* [EXERCISE PROMPT]: Can you reproduce the entries below, swapping every "SCAN BATTLEFIELD" for "SCAN TERRITORY" and leaving everything else unchanged?

* [DATASET ROWS]:
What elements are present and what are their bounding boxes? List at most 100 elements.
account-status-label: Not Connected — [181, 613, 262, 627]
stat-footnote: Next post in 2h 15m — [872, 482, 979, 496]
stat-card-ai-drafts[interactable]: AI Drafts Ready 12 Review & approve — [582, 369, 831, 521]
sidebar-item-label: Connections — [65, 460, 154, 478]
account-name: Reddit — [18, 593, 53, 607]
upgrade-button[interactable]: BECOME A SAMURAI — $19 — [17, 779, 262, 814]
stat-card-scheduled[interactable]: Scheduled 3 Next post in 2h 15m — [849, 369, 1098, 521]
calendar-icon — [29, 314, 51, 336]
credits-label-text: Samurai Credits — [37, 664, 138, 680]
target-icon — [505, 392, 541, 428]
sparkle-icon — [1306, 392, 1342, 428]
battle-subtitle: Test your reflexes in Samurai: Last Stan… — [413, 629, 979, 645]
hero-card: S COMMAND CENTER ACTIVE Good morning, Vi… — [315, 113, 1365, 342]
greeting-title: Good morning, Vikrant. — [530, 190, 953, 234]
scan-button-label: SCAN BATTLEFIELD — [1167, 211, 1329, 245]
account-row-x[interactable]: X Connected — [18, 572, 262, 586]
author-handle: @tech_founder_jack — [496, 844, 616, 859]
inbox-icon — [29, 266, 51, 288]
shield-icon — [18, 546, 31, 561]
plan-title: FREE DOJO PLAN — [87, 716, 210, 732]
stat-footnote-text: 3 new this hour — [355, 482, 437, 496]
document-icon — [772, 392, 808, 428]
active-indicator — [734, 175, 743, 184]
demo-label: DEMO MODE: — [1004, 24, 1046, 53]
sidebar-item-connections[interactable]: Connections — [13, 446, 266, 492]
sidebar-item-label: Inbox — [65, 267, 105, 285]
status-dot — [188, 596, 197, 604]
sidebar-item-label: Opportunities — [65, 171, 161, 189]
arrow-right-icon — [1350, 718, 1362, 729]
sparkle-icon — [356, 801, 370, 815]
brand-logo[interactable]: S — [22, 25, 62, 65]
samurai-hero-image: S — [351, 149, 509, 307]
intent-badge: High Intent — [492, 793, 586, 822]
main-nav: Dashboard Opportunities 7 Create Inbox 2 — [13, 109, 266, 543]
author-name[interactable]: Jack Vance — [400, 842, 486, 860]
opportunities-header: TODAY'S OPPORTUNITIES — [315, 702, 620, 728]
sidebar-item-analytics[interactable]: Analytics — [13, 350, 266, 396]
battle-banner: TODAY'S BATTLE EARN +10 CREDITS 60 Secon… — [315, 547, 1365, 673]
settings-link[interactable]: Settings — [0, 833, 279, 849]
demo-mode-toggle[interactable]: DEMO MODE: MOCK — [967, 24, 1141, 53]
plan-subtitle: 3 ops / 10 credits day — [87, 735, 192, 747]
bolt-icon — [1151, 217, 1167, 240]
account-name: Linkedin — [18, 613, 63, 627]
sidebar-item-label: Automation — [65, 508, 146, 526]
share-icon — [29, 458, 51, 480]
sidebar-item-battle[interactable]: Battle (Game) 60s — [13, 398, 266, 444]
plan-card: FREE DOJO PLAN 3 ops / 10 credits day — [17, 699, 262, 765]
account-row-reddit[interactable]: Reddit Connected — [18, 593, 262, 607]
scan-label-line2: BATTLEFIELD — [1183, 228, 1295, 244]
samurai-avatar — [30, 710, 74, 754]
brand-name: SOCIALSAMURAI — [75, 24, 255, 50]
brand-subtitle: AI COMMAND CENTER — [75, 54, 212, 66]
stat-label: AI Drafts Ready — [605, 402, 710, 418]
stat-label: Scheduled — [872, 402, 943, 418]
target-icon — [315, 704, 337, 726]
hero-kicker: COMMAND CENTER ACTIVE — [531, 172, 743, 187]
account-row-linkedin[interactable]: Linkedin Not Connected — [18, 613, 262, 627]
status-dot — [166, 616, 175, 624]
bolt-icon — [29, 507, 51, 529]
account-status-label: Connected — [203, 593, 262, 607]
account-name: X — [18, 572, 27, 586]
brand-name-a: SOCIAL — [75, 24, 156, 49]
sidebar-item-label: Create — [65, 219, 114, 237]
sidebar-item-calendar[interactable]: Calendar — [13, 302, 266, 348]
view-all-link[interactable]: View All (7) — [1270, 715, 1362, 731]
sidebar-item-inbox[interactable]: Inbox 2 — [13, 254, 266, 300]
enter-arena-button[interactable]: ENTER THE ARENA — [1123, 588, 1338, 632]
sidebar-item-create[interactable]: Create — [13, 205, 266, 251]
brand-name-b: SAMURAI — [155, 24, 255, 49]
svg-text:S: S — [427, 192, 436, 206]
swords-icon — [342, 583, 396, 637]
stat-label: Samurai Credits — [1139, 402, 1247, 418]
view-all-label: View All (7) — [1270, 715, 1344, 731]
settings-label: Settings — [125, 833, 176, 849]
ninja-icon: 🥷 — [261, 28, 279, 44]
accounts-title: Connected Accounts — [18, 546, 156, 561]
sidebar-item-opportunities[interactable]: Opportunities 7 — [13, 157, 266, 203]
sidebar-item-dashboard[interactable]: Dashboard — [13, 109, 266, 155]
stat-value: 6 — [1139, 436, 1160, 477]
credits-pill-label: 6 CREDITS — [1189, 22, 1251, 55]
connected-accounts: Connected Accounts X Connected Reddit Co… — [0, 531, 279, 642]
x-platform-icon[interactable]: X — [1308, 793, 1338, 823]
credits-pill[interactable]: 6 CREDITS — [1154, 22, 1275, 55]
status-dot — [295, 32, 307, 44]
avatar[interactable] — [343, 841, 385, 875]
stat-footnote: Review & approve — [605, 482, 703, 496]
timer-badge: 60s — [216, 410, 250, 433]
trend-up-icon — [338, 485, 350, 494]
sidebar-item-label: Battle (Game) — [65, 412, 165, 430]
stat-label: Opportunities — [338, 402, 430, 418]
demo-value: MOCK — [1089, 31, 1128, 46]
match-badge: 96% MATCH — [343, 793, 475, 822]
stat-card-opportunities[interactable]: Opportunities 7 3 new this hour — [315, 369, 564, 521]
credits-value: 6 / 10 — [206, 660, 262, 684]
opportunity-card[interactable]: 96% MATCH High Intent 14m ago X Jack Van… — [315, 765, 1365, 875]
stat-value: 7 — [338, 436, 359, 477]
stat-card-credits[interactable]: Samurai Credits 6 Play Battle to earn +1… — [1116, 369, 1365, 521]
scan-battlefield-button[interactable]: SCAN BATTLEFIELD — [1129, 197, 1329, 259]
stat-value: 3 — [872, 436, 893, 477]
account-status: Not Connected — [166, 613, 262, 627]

* [CORRECT RESULT]:
What elements are present and what are their bounding boxes? List at most 100 elements.
account-status-label: Not Connected — [181, 613, 262, 627]
stat-footnote: Next post in 2h 15m — [872, 482, 979, 496]
stat-card-ai-drafts[interactable]: AI Drafts Ready 12 Review & approve — [582, 369, 831, 521]
sidebar-item-label: Connections — [65, 460, 154, 478]
account-name: Reddit — [18, 593, 53, 607]
upgrade-button[interactable]: BECOME A SAMURAI — $19 — [17, 779, 262, 814]
stat-card-scheduled[interactable]: Scheduled 3 Next post in 2h 15m — [849, 369, 1098, 521]
calendar-icon — [29, 314, 51, 336]
credits-label-text: Samurai Credits — [37, 664, 138, 680]
target-icon — [505, 392, 541, 428]
sparkle-icon — [1306, 392, 1342, 428]
battle-subtitle: Test your reflexes in Samurai: Last Stan… — [413, 629, 979, 645]
hero-card: S COMMAND CENTER ACTIVE Good morning, Vi… — [315, 113, 1365, 342]
greeting-title: Good morning, Vikrant. — [530, 190, 953, 234]
scan-button-label: SCAN TERRITORY — [1167, 211, 1329, 245]
account-row-x[interactable]: X Connected — [18, 572, 262, 586]
author-handle: @tech_founder_jack — [496, 844, 616, 859]
inbox-icon — [29, 266, 51, 288]
shield-icon — [18, 546, 31, 561]
plan-title: FREE DOJO PLAN — [87, 716, 210, 732]
stat-footnote-text: 3 new this hour — [355, 482, 437, 496]
document-icon — [772, 392, 808, 428]
active-indicator — [734, 175, 743, 184]
demo-label: DEMO MODE: — [1004, 24, 1046, 53]
sidebar-item-connections[interactable]: Connections — [13, 446, 266, 492]
sidebar-item-label: Inbox — [65, 267, 105, 285]
status-dot — [188, 596, 197, 604]
sidebar-item-label: Opportunities — [65, 171, 161, 189]
arrow-right-icon — [1350, 718, 1362, 729]
sparkle-icon — [356, 801, 370, 815]
brand-logo[interactable]: S — [22, 25, 62, 65]
samurai-hero-image: S — [351, 149, 509, 307]
intent-badge: High Intent — [492, 793, 586, 822]
main-nav: Dashboard Opportunities 7 Create Inbox 2 — [13, 109, 266, 543]
author-name[interactable]: Jack Vance — [400, 842, 486, 860]
opportunities-header: TODAY'S OPPORTUNITIES — [315, 702, 620, 728]
sidebar-item-analytics[interactable]: Analytics — [13, 350, 266, 396]
battle-banner: TODAY'S BATTLE EARN +10 CREDITS 60 Secon… — [315, 547, 1365, 673]
settings-link[interactable]: Settings — [0, 833, 279, 849]
demo-mode-toggle[interactable]: DEMO MODE: MOCK — [967, 24, 1141, 53]
plan-subtitle: 3 ops / 10 credits day — [87, 735, 192, 747]
bolt-icon — [1151, 217, 1167, 240]
account-name: Linkedin — [18, 613, 63, 627]
sidebar-item-label: Automation — [65, 508, 146, 526]
share-icon — [29, 458, 51, 480]
sidebar-item-battle[interactable]: Battle (Game) 60s — [13, 398, 266, 444]
plan-card: FREE DOJO PLAN 3 ops / 10 credits day — [17, 699, 262, 765]
account-row-reddit[interactable]: Reddit Connected — [18, 593, 262, 607]
scan-label-line2: BATTLEFIELD — [1183, 228, 1295, 244]
samurai-avatar — [30, 710, 74, 754]
brand-name: SOCIALSAMURAI — [75, 24, 255, 50]
brand-subtitle: AI COMMAND CENTER — [75, 54, 212, 66]
stat-label: AI Drafts Ready — [605, 402, 710, 418]
stat-label: Scheduled — [872, 402, 943, 418]
target-icon — [315, 704, 337, 726]
hero-kicker: COMMAND CENTER ACTIVE — [531, 172, 743, 187]
account-row-linkedin[interactable]: Linkedin Not Connected — [18, 613, 262, 627]
status-dot — [166, 616, 175, 624]
bolt-icon — [29, 507, 51, 529]
account-status-label: Connected — [203, 593, 262, 607]
account-name: X — [18, 572, 27, 586]
brand-name-a: SOCIAL — [75, 24, 156, 49]
sidebar-item-label: Create — [65, 219, 114, 237]
sidebar-item-calendar[interactable]: Calendar — [13, 302, 266, 348]
view-all-link[interactable]: View All (7) — [1270, 715, 1362, 731]
sidebar-item-inbox[interactable]: Inbox 2 — [13, 254, 266, 300]
enter-arena-button[interactable]: ENTER THE ARENA — [1123, 588, 1338, 632]
sidebar-item-create[interactable]: Create — [13, 205, 266, 251]
brand-name-b: SAMURAI — [155, 24, 255, 49]
svg-text:S: S — [427, 192, 436, 206]
swords-icon — [342, 583, 396, 637]
stat-label: Samurai Credits — [1139, 402, 1247, 418]
view-all-label: View All (7) — [1270, 715, 1344, 731]
settings-label: Settings — [125, 833, 176, 849]
ninja-icon: 🥷 — [261, 28, 279, 44]
accounts-title: Connected Accounts — [18, 546, 156, 561]
sidebar-item-opportunities[interactable]: Opportunities 7 — [13, 157, 266, 203]
sidebar-item-dashboard[interactable]: Dashboard — [13, 109, 266, 155]
stat-value: 6 — [1139, 436, 1160, 477]
credits-pill-label: 6 CREDITS — [1189, 22, 1251, 55]
connected-accounts: Connected Accounts X Connected Reddit Co… — [0, 531, 279, 642]
x-platform-icon[interactable]: X — [1308, 793, 1338, 823]
credits-pill[interactable]: 6 CREDITS — [1154, 22, 1275, 55]
status-dot — [295, 32, 307, 44]
avatar[interactable] — [343, 841, 385, 875]
stat-footnote: Review & approve — [605, 482, 703, 496]
timer-badge: 60s — [216, 410, 250, 433]
trend-up-icon — [338, 485, 350, 494]
sidebar-item-label: Battle (Game) — [65, 412, 165, 430]
stat-label: Opportunities — [338, 402, 430, 418]
demo-value: MOCK — [1089, 31, 1128, 46]
match-badge: 96% MATCH — [343, 793, 475, 822]
stat-card-opportunities[interactable]: Opportunities 7 3 new this hour — [315, 369, 564, 521]
credits-value: 6 / 10 — [206, 660, 262, 684]
opportunity-card[interactable]: 96% MATCH High Intent 14m ago X Jack Van… — [315, 765, 1365, 875]
stat-value: 7 — [338, 436, 359, 477]
stat-card-credits[interactable]: Samurai Credits 6 Play Battle to earn +1… — [1116, 369, 1365, 521]
scan-battlefield-button[interactable]: SCAN TERRITORY — [1129, 197, 1329, 259]
stat-value: 3 — [872, 436, 893, 477]
account-status: Not Connected — [166, 613, 262, 627]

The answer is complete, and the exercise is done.